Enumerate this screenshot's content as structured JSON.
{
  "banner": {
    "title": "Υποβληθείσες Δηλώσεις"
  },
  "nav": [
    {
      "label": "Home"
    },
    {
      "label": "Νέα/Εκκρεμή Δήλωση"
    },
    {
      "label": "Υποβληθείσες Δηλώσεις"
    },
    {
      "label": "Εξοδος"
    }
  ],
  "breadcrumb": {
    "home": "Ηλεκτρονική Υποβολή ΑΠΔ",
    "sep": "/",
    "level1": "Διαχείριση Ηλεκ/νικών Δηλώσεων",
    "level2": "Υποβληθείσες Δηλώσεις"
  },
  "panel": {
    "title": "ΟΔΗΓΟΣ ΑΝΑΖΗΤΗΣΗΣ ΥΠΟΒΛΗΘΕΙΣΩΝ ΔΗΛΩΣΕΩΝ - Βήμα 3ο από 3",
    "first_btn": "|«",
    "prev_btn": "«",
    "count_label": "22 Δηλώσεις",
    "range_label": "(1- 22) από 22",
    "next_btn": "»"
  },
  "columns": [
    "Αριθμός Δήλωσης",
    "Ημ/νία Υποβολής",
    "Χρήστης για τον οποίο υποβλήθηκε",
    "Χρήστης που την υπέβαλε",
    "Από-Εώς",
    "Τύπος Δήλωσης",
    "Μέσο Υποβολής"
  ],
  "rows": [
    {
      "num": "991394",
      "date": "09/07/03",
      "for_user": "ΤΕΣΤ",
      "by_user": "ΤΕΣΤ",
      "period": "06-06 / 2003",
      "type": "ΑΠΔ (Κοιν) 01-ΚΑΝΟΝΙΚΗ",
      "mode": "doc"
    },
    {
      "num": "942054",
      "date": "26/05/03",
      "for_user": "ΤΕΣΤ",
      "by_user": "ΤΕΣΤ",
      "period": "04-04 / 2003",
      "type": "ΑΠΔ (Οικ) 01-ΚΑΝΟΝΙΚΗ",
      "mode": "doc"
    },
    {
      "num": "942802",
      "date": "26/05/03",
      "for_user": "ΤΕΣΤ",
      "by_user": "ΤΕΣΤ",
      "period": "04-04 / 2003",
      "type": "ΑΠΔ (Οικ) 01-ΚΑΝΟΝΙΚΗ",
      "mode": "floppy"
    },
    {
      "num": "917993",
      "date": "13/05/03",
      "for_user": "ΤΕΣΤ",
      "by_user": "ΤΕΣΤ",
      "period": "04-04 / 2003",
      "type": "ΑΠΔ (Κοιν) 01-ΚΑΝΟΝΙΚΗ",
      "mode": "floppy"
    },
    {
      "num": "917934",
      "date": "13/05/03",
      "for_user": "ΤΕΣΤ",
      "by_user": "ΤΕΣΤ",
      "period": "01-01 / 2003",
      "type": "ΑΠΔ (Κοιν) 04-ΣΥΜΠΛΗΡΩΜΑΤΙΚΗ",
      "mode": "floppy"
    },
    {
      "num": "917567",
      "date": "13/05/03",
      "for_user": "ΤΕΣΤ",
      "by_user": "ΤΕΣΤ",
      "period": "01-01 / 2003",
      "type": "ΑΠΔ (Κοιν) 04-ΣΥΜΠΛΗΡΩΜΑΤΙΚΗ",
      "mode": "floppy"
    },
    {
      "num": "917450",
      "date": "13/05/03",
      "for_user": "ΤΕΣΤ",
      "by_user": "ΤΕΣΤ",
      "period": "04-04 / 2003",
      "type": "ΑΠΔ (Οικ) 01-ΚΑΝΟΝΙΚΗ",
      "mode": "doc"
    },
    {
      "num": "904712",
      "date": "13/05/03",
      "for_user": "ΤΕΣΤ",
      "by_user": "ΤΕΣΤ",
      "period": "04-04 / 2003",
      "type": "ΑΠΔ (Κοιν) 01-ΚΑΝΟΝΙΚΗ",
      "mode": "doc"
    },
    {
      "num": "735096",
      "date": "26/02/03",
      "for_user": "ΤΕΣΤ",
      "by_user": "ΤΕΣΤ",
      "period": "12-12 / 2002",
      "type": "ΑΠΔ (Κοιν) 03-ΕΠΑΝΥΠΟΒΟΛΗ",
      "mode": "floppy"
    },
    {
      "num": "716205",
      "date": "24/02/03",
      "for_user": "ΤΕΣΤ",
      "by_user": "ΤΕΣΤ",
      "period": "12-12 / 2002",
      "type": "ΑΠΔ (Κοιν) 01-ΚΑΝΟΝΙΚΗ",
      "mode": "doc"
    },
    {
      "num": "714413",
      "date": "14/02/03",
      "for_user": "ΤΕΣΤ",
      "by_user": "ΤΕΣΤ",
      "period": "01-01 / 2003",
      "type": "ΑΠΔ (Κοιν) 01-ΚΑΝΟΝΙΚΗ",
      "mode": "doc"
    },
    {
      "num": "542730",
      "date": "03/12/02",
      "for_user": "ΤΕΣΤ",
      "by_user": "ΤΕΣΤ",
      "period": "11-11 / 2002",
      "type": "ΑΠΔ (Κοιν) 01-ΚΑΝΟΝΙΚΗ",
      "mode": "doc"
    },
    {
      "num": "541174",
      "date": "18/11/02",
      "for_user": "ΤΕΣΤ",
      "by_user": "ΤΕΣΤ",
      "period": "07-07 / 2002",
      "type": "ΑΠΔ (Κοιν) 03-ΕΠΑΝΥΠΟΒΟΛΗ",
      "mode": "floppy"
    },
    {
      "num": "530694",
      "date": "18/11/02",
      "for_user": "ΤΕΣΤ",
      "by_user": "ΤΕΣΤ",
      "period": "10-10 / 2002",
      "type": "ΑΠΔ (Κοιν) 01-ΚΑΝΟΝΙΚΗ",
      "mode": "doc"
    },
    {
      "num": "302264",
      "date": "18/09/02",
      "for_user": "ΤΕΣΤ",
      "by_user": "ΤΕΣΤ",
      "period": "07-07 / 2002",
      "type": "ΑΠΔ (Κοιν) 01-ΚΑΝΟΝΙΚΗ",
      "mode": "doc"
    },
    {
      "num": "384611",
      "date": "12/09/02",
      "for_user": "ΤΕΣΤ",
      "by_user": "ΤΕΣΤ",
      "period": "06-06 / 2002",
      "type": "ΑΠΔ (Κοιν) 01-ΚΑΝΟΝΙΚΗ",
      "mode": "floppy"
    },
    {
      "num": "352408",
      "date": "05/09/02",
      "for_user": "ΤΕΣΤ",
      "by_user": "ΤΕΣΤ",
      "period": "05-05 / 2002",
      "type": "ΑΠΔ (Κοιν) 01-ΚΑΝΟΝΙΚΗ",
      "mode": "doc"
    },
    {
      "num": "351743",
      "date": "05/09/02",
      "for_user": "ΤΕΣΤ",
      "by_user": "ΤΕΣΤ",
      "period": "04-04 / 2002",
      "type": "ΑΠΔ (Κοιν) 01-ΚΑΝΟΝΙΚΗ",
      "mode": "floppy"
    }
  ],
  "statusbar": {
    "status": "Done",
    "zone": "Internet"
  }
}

==

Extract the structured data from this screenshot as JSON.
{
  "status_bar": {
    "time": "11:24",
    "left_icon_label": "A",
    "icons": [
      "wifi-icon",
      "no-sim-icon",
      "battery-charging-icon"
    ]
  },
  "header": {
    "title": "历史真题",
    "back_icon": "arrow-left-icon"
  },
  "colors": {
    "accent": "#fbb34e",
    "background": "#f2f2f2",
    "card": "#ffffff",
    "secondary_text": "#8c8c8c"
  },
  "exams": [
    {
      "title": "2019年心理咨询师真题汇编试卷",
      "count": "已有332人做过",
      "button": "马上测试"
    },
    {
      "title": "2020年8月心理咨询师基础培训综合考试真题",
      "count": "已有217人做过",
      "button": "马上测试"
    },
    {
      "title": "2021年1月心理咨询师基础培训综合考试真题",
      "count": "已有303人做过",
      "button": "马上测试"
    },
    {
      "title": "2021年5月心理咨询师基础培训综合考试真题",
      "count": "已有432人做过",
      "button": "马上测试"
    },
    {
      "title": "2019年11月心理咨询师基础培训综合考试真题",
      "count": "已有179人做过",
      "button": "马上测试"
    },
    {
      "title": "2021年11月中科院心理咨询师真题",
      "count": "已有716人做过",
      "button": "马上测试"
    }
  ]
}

● What is needed:
Identify the lines in the entries that hold "Δηλώσεις" and return each one.

● Exercise result:
    "title": "Υποβληθείσες Δηλώσεις"
      "label": "Υποβληθείσες Δηλώσεις"
    "level2": "Υποβληθείσες Δηλώσεις"
    "count_label": "22 Δηλώσεις",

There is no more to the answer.